To be done
Search the material below for the word "type". Copy every line that has it.

[start Data lines]

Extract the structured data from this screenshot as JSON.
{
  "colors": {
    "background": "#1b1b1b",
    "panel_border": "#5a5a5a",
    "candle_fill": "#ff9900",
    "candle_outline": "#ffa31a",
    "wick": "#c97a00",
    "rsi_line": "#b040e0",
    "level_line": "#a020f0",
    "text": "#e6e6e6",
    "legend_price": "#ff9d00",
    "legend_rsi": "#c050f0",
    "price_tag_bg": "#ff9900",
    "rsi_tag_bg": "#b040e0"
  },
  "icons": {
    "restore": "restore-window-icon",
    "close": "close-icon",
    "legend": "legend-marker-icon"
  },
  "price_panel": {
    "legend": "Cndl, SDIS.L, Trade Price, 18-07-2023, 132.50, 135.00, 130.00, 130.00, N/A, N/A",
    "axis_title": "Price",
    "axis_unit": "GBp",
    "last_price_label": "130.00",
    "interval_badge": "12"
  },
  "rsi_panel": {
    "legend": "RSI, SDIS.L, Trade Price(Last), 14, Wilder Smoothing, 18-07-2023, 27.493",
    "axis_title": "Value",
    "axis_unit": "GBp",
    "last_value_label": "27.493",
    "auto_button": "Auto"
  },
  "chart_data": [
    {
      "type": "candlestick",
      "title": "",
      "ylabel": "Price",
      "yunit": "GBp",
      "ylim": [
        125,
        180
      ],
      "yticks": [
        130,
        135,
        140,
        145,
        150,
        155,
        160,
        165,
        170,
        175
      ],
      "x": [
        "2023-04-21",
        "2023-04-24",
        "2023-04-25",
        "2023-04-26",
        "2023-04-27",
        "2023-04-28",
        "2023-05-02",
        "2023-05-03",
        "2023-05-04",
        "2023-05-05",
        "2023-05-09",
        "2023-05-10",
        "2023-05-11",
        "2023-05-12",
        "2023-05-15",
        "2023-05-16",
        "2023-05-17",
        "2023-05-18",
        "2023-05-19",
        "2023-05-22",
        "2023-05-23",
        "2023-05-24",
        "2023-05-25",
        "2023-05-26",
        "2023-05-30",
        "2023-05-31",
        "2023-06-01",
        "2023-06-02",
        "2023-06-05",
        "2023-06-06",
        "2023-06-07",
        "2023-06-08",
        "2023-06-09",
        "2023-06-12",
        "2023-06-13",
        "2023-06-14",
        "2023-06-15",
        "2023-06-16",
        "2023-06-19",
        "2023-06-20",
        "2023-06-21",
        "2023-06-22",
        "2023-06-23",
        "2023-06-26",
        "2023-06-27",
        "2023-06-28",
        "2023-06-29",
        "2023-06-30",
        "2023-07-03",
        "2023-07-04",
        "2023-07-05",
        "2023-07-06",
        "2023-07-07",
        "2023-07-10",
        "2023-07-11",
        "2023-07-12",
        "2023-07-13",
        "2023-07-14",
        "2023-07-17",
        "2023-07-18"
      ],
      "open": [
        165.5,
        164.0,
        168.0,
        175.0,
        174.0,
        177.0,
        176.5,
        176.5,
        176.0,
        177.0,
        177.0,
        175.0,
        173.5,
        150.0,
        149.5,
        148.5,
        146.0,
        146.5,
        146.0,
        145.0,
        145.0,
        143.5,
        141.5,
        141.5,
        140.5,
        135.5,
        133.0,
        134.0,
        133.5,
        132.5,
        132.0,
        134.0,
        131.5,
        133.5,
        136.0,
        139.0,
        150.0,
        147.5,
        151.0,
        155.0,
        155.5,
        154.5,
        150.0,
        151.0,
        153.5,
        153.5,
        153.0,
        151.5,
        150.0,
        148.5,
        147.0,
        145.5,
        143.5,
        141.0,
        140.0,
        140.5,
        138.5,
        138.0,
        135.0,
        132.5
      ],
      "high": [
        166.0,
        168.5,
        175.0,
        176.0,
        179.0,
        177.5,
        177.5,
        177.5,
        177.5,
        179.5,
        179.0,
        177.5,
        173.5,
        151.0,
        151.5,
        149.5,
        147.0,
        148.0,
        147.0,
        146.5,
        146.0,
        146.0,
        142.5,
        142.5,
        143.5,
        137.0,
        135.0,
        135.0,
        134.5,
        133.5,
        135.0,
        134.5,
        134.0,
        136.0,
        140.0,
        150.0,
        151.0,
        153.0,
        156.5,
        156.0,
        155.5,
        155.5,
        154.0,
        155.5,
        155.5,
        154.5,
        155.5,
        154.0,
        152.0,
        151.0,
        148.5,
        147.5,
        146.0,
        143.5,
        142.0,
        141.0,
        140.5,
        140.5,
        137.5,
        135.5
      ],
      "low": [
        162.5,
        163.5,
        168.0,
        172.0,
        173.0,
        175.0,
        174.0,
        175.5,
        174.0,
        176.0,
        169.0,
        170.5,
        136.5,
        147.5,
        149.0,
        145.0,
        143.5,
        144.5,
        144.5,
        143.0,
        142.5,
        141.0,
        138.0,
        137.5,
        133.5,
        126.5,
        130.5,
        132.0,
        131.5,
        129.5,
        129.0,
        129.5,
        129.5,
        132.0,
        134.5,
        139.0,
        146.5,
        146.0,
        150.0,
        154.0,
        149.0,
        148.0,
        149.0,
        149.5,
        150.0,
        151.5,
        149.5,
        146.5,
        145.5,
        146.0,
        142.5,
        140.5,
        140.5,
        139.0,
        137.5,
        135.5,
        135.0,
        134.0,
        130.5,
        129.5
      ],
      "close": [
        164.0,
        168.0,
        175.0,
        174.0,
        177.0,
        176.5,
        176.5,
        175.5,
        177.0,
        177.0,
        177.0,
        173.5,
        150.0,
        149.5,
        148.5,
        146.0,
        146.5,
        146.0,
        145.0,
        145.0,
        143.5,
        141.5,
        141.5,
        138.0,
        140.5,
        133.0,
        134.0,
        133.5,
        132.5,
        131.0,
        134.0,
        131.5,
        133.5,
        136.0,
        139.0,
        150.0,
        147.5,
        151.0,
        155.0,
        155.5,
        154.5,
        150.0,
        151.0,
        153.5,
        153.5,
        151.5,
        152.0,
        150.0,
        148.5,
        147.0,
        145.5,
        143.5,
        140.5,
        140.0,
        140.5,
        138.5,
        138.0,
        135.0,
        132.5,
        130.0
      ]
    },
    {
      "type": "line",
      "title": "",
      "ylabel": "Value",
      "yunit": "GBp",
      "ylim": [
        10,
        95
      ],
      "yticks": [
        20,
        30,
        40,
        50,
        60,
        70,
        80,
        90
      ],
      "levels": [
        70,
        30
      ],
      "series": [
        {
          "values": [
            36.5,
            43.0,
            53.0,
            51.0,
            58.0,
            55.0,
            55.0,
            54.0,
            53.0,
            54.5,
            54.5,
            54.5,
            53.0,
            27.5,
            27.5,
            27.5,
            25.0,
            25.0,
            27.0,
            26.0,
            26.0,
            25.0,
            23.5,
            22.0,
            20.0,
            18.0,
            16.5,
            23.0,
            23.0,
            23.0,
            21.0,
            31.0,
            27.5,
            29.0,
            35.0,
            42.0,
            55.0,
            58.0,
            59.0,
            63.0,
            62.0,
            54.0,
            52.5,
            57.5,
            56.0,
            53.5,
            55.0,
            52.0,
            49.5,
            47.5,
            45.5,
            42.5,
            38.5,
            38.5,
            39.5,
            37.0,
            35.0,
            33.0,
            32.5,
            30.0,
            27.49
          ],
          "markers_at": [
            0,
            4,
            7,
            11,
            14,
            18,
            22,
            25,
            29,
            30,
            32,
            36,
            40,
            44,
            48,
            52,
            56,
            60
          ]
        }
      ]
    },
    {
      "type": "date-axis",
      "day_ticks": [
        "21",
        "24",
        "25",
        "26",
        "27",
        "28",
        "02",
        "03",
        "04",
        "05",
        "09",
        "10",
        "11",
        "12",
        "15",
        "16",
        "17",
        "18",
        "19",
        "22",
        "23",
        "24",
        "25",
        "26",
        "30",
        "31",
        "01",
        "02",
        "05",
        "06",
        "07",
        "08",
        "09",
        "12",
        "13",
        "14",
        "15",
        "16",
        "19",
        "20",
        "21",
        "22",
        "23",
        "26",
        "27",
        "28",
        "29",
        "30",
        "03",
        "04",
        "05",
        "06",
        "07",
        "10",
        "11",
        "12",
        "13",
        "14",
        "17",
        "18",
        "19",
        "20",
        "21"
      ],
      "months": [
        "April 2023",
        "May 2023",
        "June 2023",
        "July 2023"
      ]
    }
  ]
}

[end Data lines]

Full answer
      "type": "candlestick",
      "type": "line",
      "type": "date-axis",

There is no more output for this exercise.